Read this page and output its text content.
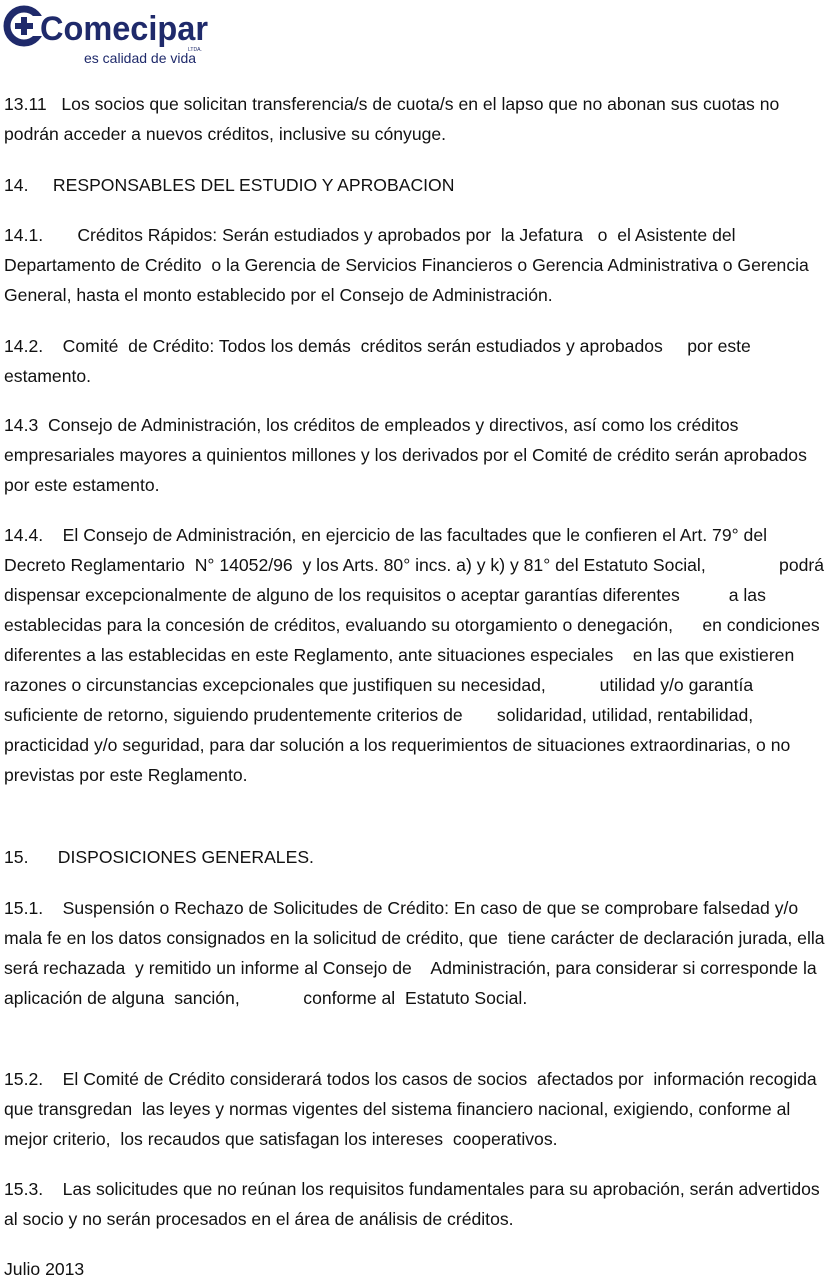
Comecipar
LTDA.
es calidad de vida

13.11   Los socios que solicitan transferencia/s de cuota/s en el lapso que no abonan sus cuotas no podrán acceder a nuevos créditos, inclusive su cónyuge.

14.     RESPONSABLES DEL ESTUDIO Y APROBACION

14.1.       Créditos Rápidos: Serán estudiados y aprobados por  la Jefatura   o  el Asistente del Departamento de Crédito  o la Gerencia de Servicios Financieros o Gerencia Administrativa o Gerencia General, hasta el monto establecido por el Consejo de Administración.

14.2.    Comité  de Crédito: Todos los demás  créditos serán estudiados y aprobados     por este estamento.

14.3  Consejo de Administración, los créditos de empleados y directivos, así como los créditos empresariales mayores a quinientos millones y los derivados por el Comité de crédito serán aprobados por este estamento.

14.4.    El Consejo de Administración, en ejercicio de las facultades que le confieren el Art. 79° del  Decreto Reglamentario  N° 14052/96  y los Arts. 80° incs. a) y k) y 81° del Estatuto Social,               podrá dispensar excepcionalmente de alguno de los requisitos o aceptar garantías diferentes          a las establecidas para la concesión de créditos, evaluando su otorgamiento o denegación,      en condiciones diferentes a las establecidas en este Reglamento, ante situaciones especiales    en las que existieren razones o circunstancias excepcionales que justifiquen su necesidad,           utilidad y/o garantía suficiente de retorno, siguiendo prudentemente criterios de       solidaridad, utilidad, rentabilidad, practicidad y/o seguridad, para dar solución a los requerimientos de situaciones extraordinarias, o no previstas por este Reglamento.

15.      DISPOSICIONES GENERALES.

15.1.    Suspensión o Rechazo de Solicitudes de Crédito: En caso de que se comprobare falsedad y/o mala fe en los datos consignados en la solicitud de crédito, que  tiene carácter de declaración jurada, ella será rechazada  y remitido un informe al Consejo de    Administración, para considerar si corresponde la aplicación de alguna  sanción,             conforme al  Estatuto Social.

15.2.    El Comité de Crédito considerará todos los casos de socios  afectados por  información recogida  que transgredan  las leyes y normas vigentes del sistema financiero nacional, exigiendo, conforme al mejor criterio,  los recaudos que satisfagan los intereses  cooperativos.

15.3.    Las solicitudes que no reúnan los requisitos fundamentales para su aprobación, serán advertidos al socio y no serán procesados en el área de análisis de créditos.

Julio 2013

======

● DO THIS:
Quote the records above in full, dropping each picture.

● CORRECT ANSWER:
Read this page and output its text content.
Comecipar
LTDA.
es calidad de vida

13.11   Los socios que solicitan transferencia/s de cuota/s en el lapso que no abonan sus cuotas no podrán acceder a nuevos créditos, inclusive su cónyuge.

14.     RESPONSABLES DEL ESTUDIO Y APROBACION

14.1.       Créditos Rápidos: Serán estudiados y aprobados por  la Jefatura   o  el Asistente del Departamento de Crédito  o la Gerencia de Servicios Financieros o Gerencia Administrativa o Gerencia General, hasta el monto establecido por el Consejo de Administración.

14.2.    Comité  de Crédito: Todos los demás  créditos serán estudiados y aprobados     por este estamento.

14.3  Consejo de Administración, los créditos de empleados y directivos, así como los créditos empresariales mayores a quinientos millones y los derivados por el Comité de crédito serán aprobados por este estamento.

14.4.    El Consejo de Administración, en ejercicio de las facultades que le confieren el Art. 79° del  Decreto Reglamentario  N° 14052/96  y los Arts. 80° incs. a) y k) y 81° del Estatuto Social,               podrá dispensar excepcionalmente de alguno de los requisitos o aceptar garantías diferentes          a las establecidas para la concesión de créditos, evaluando su otorgamiento o denegación,      en condiciones diferentes a las establecidas en este Reglamento, ante situaciones especiales    en las que existieren razones o circunstancias excepcionales que justifiquen su necesidad,           utilidad y/o garantía suficiente de retorno, siguiendo prudentemente criterios de       solidaridad, utilidad, rentabilidad, practicidad y/o seguridad, para dar solución a los requerimientos de situaciones extraordinarias, o no previstas por este Reglamento.

15.      DISPOSICIONES GENERALES.

15.1.    Suspensión o Rechazo de Solicitudes de Crédito: En caso de que se comprobare falsedad y/o mala fe en los datos consignados en la solicitud de crédito, que  tiene carácter de declaración jurada, ella será rechazada  y remitido un informe al Consejo de    Administración, para considerar si corresponde la aplicación de alguna  sanción,             conforme al  Estatuto Social.

15.2.    El Comité de Crédito considerará todos los casos de socios  afectados por  información recogida  que transgredan  las leyes y normas vigentes del sistema financiero nacional, exigiendo, conforme al mejor criterio,  los recaudos que satisfagan los intereses  cooperativos.

15.3.    Las solicitudes que no reúnan los requisitos fundamentales para su aprobación, serán advertidos al socio y no serán procesados en el área de análisis de créditos.

Julio 2013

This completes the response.